begin
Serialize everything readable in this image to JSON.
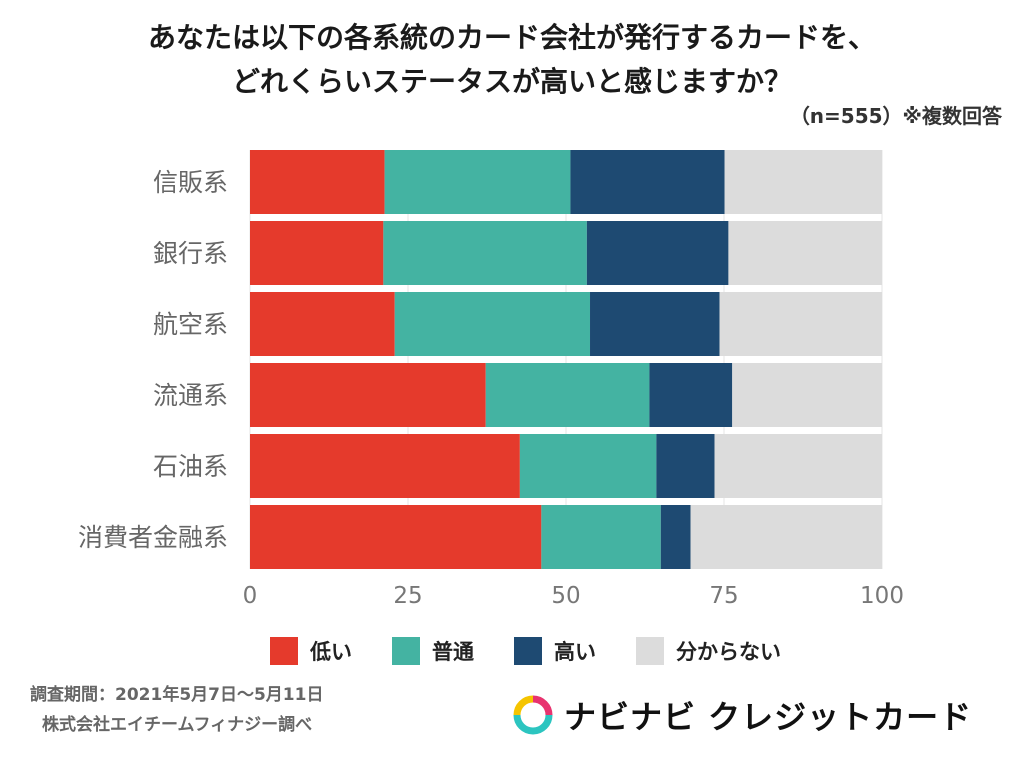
{
  "title_line1": "あなたは以下の各系統のカード会社が発行するカードを、",
  "title_line2": "どれくらいステータスが高いと感じますか？",
  "note": "（n=555）※複数回答",
  "footer": {
    "period": "調査期間：2021年5月7日〜5月11日",
    "surveyor": "株式会社エイチームフィナジー調べ"
  },
  "logo_text": "ナビナビ クレジットカード",
  "colors": {
    "低い": "#e53a2c",
    "普通": "#44b3a2",
    "高い": "#1e4a72",
    "分からない": "#dcdcdc"
  },
  "chart_data": {
    "type": "bar",
    "orientation": "horizontal",
    "stacked": true,
    "categories": [
      "信販系",
      "銀行系",
      "航空系",
      "流通系",
      "石油系",
      "消費者金融系"
    ],
    "series": [
      {
        "name": "低い",
        "values": [
          21.3,
          21.1,
          22.9,
          37.3,
          42.7,
          46.1
        ]
      },
      {
        "name": "普通",
        "values": [
          29.4,
          32.2,
          30.9,
          25.9,
          21.6,
          18.9
        ]
      },
      {
        "name": "高い",
        "values": [
          24.4,
          22.4,
          20.5,
          13.1,
          9.2,
          4.7
        ]
      },
      {
        "name": "分からない",
        "values": [
          24.9,
          24.3,
          25.7,
          23.7,
          26.5,
          30.3
        ]
      }
    ],
    "xlim": [
      0,
      100
    ],
    "xticks": [
      "0",
      "25",
      "50",
      "75",
      "100"
    ],
    "grid": true,
    "legend": "bottom"
  }
}
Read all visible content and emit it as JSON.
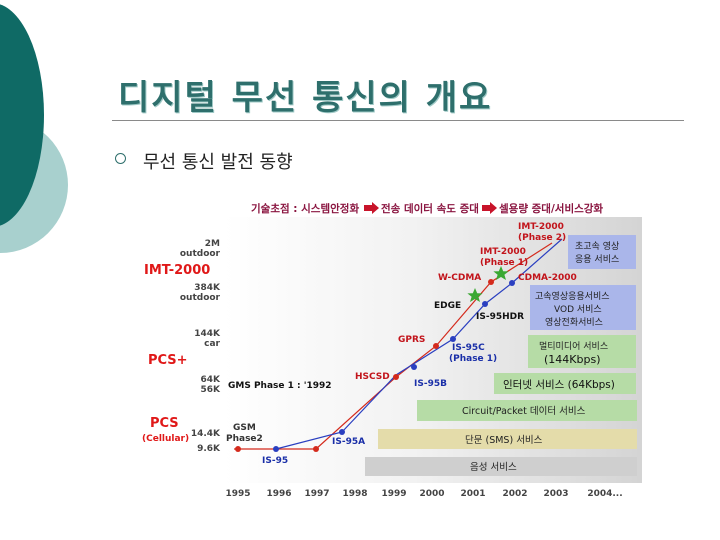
{
  "slide": {
    "title": "디지털 무선 통신의 개요",
    "bullet": "무선 통신 발전 동향"
  },
  "diagram": {
    "header": {
      "part1": "기술초점 : 시스템안정화",
      "part2": "전송 데이터 속도 증대",
      "part3": "셀용량 증대/서비스강화"
    },
    "years": [
      "1995",
      "1996",
      "1997",
      "1998",
      "1999",
      "2000",
      "2001",
      "2002",
      "2003",
      "2004..."
    ],
    "speed_labels": [
      {
        "l1": "2M",
        "l2": "outdoor"
      },
      {
        "l1": "384K",
        "l2": "outdoor"
      },
      {
        "l1": "144K",
        "l2": "car"
      },
      {
        "l1": "64K",
        "l2": "56K"
      },
      {
        "l1": "14.4K",
        "l2": "9.6K"
      }
    ],
    "categories": {
      "imt": "IMT-2000",
      "pcs_plus": "PCS+",
      "pcs": "PCS",
      "pcs_sub": "(Cellular)"
    },
    "gsm_phase1": "GMS Phase 1 : '1992",
    "tech_labels": {
      "gsm1": "GSM",
      "gsm2": "Phase2",
      "is95": "IS-95",
      "is95a": "IS-95A",
      "hscsd": "HSCSD",
      "is95b": "IS-95B",
      "gprs": "GPRS",
      "is95c1": "IS-95C",
      "is95c2": "(Phase 1)",
      "edge": "EDGE",
      "is95hdr": "IS-95HDR",
      "wcdma": "W-CDMA",
      "cdma2000": "CDMA-2000",
      "imt1a": "IMT-2000",
      "imt1b": "(Phase 1)",
      "imt2a": "IMT-2000",
      "imt2b": "(Phase 2)"
    },
    "services": {
      "s1a": "초고속 영상",
      "s1b": "응용 서비스",
      "s2a": "고속영상응용서비스",
      "s2b": "VOD 서비스",
      "s2c": "영상전화서비스",
      "s3a": "멀티미디어 서비스",
      "s3b": "(144Kbps)",
      "s4": "인터넷 서비스 (64Kbps)",
      "s5": "Circuit/Packet 데이터 서비스",
      "s6": "단문 (SMS) 서비스",
      "s7": "음성 서비스"
    },
    "colors": {
      "red_line": "#d42a1c",
      "blue_line": "#2a3fc0",
      "category": "#e01818",
      "tech_red": "#c2141b",
      "tech_blue": "#1a2fa8",
      "band_gray": "#cfcfcf",
      "band_tan": "#e4dcaa",
      "band_green": "#b6dca6",
      "band_blue": "#aab6ea",
      "header_text": "#8a1540",
      "star": "#3aa832"
    }
  }
}
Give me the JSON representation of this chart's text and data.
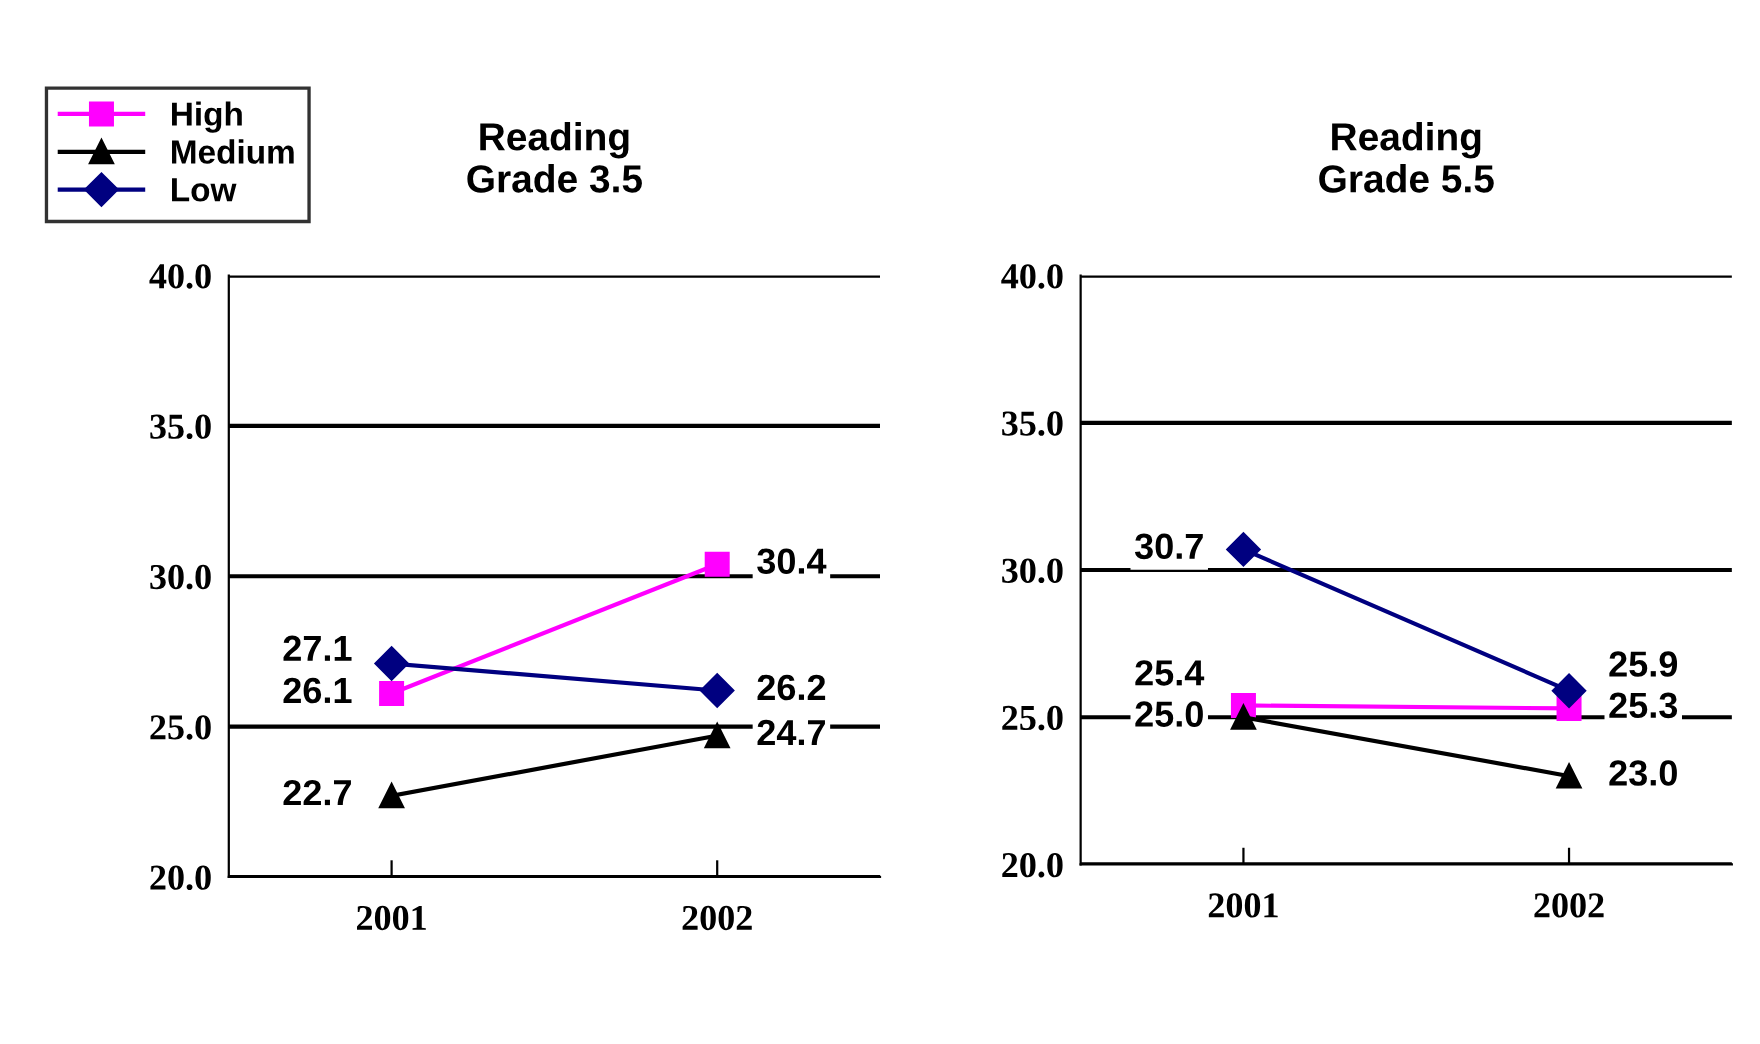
{
  "chart_data": [
    {
      "type": "line",
      "title": "Reading\nGrade 3.5",
      "categories": [
        "2001",
        "2002"
      ],
      "ylim": [
        20,
        40
      ],
      "yticks": [
        {
          "value": 20,
          "label": "20.0"
        },
        {
          "value": 25,
          "label": "25.0"
        },
        {
          "value": 30,
          "label": "30.0"
        },
        {
          "value": 35,
          "label": "35.0"
        },
        {
          "value": 40,
          "label": "40.0"
        }
      ],
      "grid": "y",
      "legend": "top left",
      "data_labels": true,
      "series": [
        {
          "name": "High",
          "color": "#ff00ff",
          "marker": "square",
          "values": [
            26.1,
            30.4
          ]
        },
        {
          "name": "Medium",
          "color": "#000000",
          "marker": "triangle",
          "values": [
            22.7,
            24.7
          ],
          "value_labels": [
            "22.7",
            "24.7"
          ]
        },
        {
          "name": "Low",
          "color": "#000080",
          "marker": "diamond",
          "values": [
            27.1,
            26.2
          ]
        }
      ]
    },
    {
      "type": "line",
      "title": "Reading\nGrade 5.5",
      "categories": [
        "2001",
        "2002"
      ],
      "ylim": [
        20,
        40
      ],
      "yticks": [
        {
          "value": 20,
          "label": "20.0"
        },
        {
          "value": 25,
          "label": "25.0"
        },
        {
          "value": 30,
          "label": "30.0"
        },
        {
          "value": 35,
          "label": "35.0"
        },
        {
          "value": 40,
          "label": "40.0"
        }
      ],
      "grid": "y",
      "data_labels": true,
      "series": [
        {
          "color": "#ff00ff",
          "marker": "square",
          "values": [
            25.4,
            25.3
          ],
          "value_labels": [
            "25.4",
            "25.3"
          ]
        },
        {
          "color": "#000000",
          "marker": "triangle",
          "values": [
            25.0,
            23.0
          ],
          "value_labels": [
            "25.0",
            "23.0"
          ]
        },
        {
          "color": "#000080",
          "marker": "diamond",
          "values": [
            30.7,
            25.9
          ],
          "value_labels": [
            "30.7",
            "25.9"
          ]
        }
      ]
    }
  ]
}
end
WRITTEN PROBLEM: Pull out all lines from the entries above that include the word "categories".

SOLUTION TO THIS PROBLEM:
    "categories": [
    "categories": {
      "categories": [
      "categories": [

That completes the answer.